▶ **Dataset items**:
+ + +

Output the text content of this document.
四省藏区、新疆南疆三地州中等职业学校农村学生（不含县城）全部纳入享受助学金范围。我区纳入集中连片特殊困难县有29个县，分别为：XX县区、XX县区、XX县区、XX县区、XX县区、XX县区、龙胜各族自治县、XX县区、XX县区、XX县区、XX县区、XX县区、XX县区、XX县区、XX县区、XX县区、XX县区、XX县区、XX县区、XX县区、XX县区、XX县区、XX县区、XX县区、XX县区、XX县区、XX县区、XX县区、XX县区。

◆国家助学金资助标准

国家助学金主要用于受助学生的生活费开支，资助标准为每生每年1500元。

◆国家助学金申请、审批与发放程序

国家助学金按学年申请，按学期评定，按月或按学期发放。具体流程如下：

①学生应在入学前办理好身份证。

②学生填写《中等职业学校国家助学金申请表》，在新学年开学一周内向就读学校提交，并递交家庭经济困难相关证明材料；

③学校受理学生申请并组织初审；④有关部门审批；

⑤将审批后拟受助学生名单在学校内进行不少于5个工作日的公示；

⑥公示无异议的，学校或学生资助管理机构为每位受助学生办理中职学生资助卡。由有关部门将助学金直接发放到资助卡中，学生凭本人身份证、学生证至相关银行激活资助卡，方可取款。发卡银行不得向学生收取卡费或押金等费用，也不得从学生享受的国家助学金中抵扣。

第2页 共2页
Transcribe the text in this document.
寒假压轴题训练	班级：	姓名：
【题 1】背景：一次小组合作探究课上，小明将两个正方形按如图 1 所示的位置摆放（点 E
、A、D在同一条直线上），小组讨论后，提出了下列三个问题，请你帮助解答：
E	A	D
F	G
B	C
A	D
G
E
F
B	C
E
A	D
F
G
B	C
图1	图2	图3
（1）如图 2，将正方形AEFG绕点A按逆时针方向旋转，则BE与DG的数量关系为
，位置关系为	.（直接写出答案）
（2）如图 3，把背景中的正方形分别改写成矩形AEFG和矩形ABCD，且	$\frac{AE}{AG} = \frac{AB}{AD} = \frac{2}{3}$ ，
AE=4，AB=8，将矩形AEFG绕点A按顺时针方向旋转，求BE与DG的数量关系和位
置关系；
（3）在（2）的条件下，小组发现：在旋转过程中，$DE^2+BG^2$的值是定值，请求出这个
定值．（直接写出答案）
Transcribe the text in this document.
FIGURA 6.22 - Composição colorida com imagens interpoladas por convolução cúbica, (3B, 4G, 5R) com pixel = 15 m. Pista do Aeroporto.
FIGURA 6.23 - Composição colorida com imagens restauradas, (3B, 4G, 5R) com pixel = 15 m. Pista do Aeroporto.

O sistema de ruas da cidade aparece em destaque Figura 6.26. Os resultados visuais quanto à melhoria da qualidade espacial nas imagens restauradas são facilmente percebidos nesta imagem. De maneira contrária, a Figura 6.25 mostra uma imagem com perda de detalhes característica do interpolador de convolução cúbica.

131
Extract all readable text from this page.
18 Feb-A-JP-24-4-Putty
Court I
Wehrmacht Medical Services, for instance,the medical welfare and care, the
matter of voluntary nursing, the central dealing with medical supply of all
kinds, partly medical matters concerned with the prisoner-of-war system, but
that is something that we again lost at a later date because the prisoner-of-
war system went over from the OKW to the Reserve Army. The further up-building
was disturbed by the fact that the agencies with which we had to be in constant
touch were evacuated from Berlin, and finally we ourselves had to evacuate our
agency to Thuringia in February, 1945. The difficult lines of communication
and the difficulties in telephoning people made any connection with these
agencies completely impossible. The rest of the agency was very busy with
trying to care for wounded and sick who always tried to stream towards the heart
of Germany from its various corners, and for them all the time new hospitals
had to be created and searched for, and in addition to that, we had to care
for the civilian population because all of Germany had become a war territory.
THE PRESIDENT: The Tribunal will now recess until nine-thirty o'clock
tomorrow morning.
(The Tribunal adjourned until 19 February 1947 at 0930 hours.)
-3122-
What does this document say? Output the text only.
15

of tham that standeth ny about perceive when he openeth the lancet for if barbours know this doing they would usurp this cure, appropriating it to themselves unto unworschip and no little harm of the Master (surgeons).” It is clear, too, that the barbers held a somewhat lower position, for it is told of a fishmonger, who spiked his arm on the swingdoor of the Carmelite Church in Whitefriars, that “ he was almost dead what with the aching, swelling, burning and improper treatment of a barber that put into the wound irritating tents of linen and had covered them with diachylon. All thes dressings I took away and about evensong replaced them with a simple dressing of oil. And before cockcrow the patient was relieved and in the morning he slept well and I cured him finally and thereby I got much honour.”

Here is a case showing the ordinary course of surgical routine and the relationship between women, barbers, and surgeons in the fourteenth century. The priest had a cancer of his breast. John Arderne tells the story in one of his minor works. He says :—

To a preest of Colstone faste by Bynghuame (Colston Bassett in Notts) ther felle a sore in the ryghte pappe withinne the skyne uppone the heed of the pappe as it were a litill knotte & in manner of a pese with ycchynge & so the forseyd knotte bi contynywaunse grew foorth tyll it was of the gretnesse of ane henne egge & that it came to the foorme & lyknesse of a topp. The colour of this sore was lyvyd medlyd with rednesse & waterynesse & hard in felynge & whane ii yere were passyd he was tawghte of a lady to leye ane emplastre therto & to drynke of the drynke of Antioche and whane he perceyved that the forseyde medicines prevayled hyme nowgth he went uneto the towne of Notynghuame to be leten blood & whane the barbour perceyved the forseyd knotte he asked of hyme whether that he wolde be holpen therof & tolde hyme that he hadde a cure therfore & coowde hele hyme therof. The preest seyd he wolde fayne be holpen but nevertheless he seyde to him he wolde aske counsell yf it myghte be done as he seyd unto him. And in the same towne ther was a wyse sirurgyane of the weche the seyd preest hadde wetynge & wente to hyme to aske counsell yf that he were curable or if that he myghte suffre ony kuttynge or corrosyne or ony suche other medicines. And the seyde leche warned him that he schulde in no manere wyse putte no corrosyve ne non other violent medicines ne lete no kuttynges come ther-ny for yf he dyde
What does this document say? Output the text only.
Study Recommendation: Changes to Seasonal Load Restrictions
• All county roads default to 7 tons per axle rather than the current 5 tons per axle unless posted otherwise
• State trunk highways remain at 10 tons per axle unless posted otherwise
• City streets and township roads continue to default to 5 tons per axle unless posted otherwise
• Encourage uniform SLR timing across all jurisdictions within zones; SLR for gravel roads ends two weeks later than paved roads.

+ + +

▶ **Task requirements**:
Set down the listing above in full, please, exactly as it appears.

▶ **Expected output**:
Output the text content of this document.
四省藏区、新疆南疆三地州中等职业学校农村学生（不含县城）全部纳入享受助学金范围。我区纳入集中连片特殊困难县有29个县，分别为：XX县区、XX县区、XX县区、XX县区、XX县区、XX县区、龙胜各族自治县、XX县区、XX县区、XX县区、XX县区、XX县区、XX县区、XX县区、XX县区、XX县区、XX县区、XX县区、XX县区、XX县区、XX县区、XX县区、XX县区、XX县区、XX县区、XX县区、XX县区、XX县区、XX县区。

◆国家助学金资助标准

国家助学金主要用于受助学生的生活费开支，资助标准为每生每年1500元。

◆国家助学金申请、审批与发放程序

国家助学金按学年申请，按学期评定，按月或按学期发放。具体流程如下：

①学生应在入学前办理好身份证。

②学生填写《中等职业学校国家助学金申请表》，在新学年开学一周内向就读学校提交，并递交家庭经济困难相关证明材料；

③学校受理学生申请并组织初审；④有关部门审批；

⑤将审批后拟受助学生名单在学校内进行不少于5个工作日的公示；

⑥公示无异议的，学校或学生资助管理机构为每位受助学生办理中职学生资助卡。由有关部门将助学金直接发放到资助卡中，学生凭本人身份证、学生证至相关银行激活资助卡，方可取款。发卡银行不得向学生收取卡费或押金等费用，也不得从学生享受的国家助学金中抵扣。

第2页 共2页
Transcribe the text in this document.
寒假压轴题训练	班级：	姓名：
【题 1】背景：一次小组合作探究课上，小明将两个正方形按如图 1 所示的位置摆放（点 E
、A、D在同一条直线上），小组讨论后，提出了下列三个问题，请你帮助解答：
E	A	D
F	G
B	C
A	D
G
E
F
B	C
E
A	D
F
G
B	C
图1	图2	图3
（1）如图 2，将正方形AEFG绕点A按逆时针方向旋转，则BE与DG的数量关系为
，位置关系为	.（直接写出答案）
（2）如图 3，把背景中的正方形分别改写成矩形AEFG和矩形ABCD，且	$\frac{AE}{AG} = \frac{AB}{AD} = \frac{2}{3}$ ，
AE=4，AB=8，将矩形AEFG绕点A按顺时针方向旋转，求BE与DG的数量关系和位
置关系；
（3）在（2）的条件下，小组发现：在旋转过程中，$DE^2+BG^2$的值是定值，请求出这个
定值．（直接写出答案）
Transcribe the text in this document.
FIGURA 6.22 - Composição colorida com imagens interpoladas por convolução cúbica, (3B, 4G, 5R) com pixel = 15 m. Pista do Aeroporto.
FIGURA 6.23 - Composição colorida com imagens restauradas, (3B, 4G, 5R) com pixel = 15 m. Pista do Aeroporto.

O sistema de ruas da cidade aparece em destaque Figura 6.26. Os resultados visuais quanto à melhoria da qualidade espacial nas imagens restauradas são facilmente percebidos nesta imagem. De maneira contrária, a Figura 6.25 mostra uma imagem com perda de detalhes característica do interpolador de convolução cúbica.

131
Extract all readable text from this page.
18 Feb-A-JP-24-4-Putty
Court I
Wehrmacht Medical Services, for instance,the medical welfare and care, the
matter of voluntary nursing, the central dealing with medical supply of all
kinds, partly medical matters concerned with the prisoner-of-war system, but
that is something that we again lost at a later date because the prisoner-of-
war system went over from the OKW to the Reserve Army. The further up-building
was disturbed by the fact that the agencies with which we had to be in constant
touch were evacuated from Berlin, and finally we ourselves had to evacuate our
agency to Thuringia in February, 1945. The difficult lines of communication
and the difficulties in telephoning people made any connection with these
agencies completely impossible. The rest of the agency was very busy with
trying to care for wounded and sick who always tried to stream towards the heart
of Germany from its various corners, and for them all the time new hospitals
had to be created and searched for, and in addition to that, we had to care
for the civilian population because all of Germany had become a war territory.
THE PRESIDENT: The Tribunal will now recess until nine-thirty o'clock
tomorrow morning.
(The Tribunal adjourned until 19 February 1947 at 0930 hours.)
-3122-
What does this document say? Output the text only.
15

of tham that standeth ny about perceive when he openeth the lancet for if barbours know this doing they would usurp this cure, appropriating it to themselves unto unworschip and no little harm of the Master (surgeons).” It is clear, too, that the barbers held a somewhat lower position, for it is told of a fishmonger, who spiked his arm on the swingdoor of the Carmelite Church in Whitefriars, that “ he was almost dead what with the aching, swelling, burning and improper treatment of a barber that put into the wound irritating tents of linen and had covered them with diachylon. All thes dressings I took away and about evensong replaced them with a simple dressing of oil. And before cockcrow the patient was relieved and in the morning he slept well and I cured him finally and thereby I got much honour.”

Here is a case showing the ordinary course of surgical routine and the relationship between women, barbers, and surgeons in the fourteenth century. The priest had a cancer of his breast. John Arderne tells the story in one of his minor works. He says :—

To a preest of Colstone faste by Bynghuame (Colston Bassett in Notts) ther felle a sore in the ryghte pappe withinne the skyne uppone the heed of the pappe as it were a litill knotte & in manner of a pese with ycchynge & so the forseyd knotte bi contynywaunse grew foorth tyll it was of the gretnesse of ane henne egge & that it came to the foorme & lyknesse of a topp. The colour of this sore was lyvyd medlyd with rednesse & waterynesse & hard in felynge & whane ii yere were passyd he was tawghte of a lady to leye ane emplastre therto & to drynke of the drynke of Antioche and whane he perceyved that the forseyde medicines prevayled hyme nowgth he went uneto the towne of Notynghuame to be leten blood & whane the barbour perceyved the forseyd knotte he asked of hyme whether that he wolde be holpen therof & tolde hyme that he hadde a cure therfore & coowde hele hyme therof. The preest seyd he wolde fayne be holpen but nevertheless he seyde to him he wolde aske counsell yf it myghte be done as he seyd unto him. And in the same towne ther was a wyse sirurgyane of the weche the seyd preest hadde wetynge & wente to hyme to aske counsell yf that he were curable or if that he myghte suffre ony kuttynge or corrosyne or ony suche other medicines. And the seyde leche warned him that he schulde in no manere wyse putte no corrosyve ne non other violent medicines ne lete no kuttynges come ther-ny for yf he dyde
What does this document say? Output the text only.
Study Recommendation: Changes to Seasonal Load Restrictions
• All county roads default to 7 tons per axle rather than the current 5 tons per axle unless posted otherwise
• State trunk highways remain at 10 tons per axle unless posted otherwise
• City streets and township roads continue to default to 5 tons per axle unless posted otherwise
• Encourage uniform SLR timing across all jurisdictions within zones; SLR for gravel roads ends two weeks later than paved roads.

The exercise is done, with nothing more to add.